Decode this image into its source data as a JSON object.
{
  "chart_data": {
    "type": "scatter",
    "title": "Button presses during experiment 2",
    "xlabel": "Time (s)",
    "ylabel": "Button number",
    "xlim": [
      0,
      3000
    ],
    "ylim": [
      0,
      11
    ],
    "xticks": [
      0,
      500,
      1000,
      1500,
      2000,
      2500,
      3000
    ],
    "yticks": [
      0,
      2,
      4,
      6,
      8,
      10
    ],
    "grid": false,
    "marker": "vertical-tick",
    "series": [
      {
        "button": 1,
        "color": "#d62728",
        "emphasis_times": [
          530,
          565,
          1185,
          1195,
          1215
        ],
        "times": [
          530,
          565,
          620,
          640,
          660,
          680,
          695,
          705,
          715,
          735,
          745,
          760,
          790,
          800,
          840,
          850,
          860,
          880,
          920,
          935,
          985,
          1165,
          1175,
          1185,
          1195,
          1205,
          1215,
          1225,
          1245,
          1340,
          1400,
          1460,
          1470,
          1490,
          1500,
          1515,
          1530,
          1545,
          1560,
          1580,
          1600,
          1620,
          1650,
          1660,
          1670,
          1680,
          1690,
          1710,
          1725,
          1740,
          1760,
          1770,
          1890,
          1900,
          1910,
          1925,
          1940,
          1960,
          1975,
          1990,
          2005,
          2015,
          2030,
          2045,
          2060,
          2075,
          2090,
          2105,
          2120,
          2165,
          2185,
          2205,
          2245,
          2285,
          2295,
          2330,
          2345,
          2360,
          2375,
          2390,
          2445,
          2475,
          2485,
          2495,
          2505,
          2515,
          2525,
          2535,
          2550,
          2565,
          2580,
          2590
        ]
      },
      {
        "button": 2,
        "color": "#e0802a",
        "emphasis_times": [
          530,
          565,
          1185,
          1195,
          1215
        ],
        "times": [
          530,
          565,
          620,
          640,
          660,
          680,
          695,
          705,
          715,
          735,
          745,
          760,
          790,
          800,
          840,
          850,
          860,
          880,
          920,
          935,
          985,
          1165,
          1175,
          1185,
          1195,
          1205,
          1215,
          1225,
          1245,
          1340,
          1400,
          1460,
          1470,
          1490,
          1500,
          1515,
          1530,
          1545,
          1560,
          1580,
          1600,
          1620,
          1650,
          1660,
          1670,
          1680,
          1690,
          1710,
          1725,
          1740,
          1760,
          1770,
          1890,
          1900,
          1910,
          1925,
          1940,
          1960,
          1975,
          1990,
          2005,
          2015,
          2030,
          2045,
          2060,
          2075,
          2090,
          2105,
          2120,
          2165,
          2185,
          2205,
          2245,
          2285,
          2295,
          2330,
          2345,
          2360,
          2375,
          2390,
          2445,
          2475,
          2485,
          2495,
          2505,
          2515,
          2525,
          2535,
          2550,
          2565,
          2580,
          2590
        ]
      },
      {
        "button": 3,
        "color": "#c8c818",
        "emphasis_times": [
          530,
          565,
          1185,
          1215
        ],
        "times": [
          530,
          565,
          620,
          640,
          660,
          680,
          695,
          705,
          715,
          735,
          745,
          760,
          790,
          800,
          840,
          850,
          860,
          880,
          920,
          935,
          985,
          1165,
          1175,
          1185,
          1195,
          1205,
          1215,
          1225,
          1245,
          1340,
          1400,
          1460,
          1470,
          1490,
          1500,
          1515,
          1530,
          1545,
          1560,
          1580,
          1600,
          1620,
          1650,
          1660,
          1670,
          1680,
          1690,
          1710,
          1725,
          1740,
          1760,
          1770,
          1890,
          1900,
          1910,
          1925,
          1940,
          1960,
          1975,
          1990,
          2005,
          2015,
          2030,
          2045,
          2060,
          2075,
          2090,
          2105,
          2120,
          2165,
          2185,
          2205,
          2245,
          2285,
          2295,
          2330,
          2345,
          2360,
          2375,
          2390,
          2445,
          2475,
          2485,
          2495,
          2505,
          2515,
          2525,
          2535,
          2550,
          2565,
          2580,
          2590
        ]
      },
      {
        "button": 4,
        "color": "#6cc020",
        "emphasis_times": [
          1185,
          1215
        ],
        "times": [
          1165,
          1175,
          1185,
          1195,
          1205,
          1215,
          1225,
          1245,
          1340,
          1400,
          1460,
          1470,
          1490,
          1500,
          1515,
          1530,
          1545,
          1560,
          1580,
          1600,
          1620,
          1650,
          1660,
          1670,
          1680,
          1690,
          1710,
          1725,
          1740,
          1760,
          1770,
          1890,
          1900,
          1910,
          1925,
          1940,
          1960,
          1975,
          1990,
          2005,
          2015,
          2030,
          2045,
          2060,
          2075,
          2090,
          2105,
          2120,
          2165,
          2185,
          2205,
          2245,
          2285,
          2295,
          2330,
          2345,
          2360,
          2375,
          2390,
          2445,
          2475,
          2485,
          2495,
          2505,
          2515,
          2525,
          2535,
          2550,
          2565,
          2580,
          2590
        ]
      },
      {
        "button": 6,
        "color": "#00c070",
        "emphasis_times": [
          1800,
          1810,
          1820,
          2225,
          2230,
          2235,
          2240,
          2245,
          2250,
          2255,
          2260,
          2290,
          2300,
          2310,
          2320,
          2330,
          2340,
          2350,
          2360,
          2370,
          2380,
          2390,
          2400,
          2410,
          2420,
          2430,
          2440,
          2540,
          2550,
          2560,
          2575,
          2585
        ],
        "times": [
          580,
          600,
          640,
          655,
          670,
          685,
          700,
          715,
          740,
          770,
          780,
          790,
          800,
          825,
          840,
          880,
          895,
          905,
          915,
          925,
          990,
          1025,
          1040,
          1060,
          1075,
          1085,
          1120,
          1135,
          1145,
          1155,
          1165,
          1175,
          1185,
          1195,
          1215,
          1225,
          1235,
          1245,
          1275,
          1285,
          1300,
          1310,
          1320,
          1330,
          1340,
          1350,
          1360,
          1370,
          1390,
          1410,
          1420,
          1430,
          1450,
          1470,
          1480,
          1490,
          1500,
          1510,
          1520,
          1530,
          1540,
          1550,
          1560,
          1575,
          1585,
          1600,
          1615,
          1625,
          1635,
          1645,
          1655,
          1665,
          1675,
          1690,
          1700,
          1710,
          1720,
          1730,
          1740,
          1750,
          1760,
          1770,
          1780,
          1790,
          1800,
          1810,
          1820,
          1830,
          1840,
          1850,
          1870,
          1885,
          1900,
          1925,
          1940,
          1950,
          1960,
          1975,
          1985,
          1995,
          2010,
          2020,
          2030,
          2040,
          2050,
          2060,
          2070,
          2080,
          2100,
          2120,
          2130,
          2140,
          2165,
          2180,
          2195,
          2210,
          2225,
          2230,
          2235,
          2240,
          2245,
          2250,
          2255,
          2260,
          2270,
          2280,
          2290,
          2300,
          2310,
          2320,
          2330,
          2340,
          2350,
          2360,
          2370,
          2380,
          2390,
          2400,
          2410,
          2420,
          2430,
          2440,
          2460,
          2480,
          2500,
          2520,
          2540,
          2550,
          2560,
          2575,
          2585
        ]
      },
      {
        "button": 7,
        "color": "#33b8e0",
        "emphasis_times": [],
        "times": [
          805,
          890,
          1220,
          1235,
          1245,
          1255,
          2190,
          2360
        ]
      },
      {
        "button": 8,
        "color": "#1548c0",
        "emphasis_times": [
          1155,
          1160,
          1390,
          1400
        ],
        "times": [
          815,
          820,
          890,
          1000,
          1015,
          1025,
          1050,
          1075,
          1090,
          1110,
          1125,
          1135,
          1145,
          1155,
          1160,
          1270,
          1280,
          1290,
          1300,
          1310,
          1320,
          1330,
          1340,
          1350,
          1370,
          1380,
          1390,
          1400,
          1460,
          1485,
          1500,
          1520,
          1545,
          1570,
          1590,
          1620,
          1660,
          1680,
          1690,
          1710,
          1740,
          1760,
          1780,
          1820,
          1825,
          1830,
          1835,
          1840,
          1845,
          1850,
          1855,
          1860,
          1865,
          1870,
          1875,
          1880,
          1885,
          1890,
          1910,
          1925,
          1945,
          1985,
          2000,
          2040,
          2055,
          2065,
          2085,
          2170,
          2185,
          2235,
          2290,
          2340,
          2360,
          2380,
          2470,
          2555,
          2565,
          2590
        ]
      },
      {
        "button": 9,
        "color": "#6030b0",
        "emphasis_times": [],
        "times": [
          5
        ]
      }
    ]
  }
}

--

■ Work instructions: In the entries above, find the lines containing the word "color" and say how many there are, with no other words.

■ Final answer: 8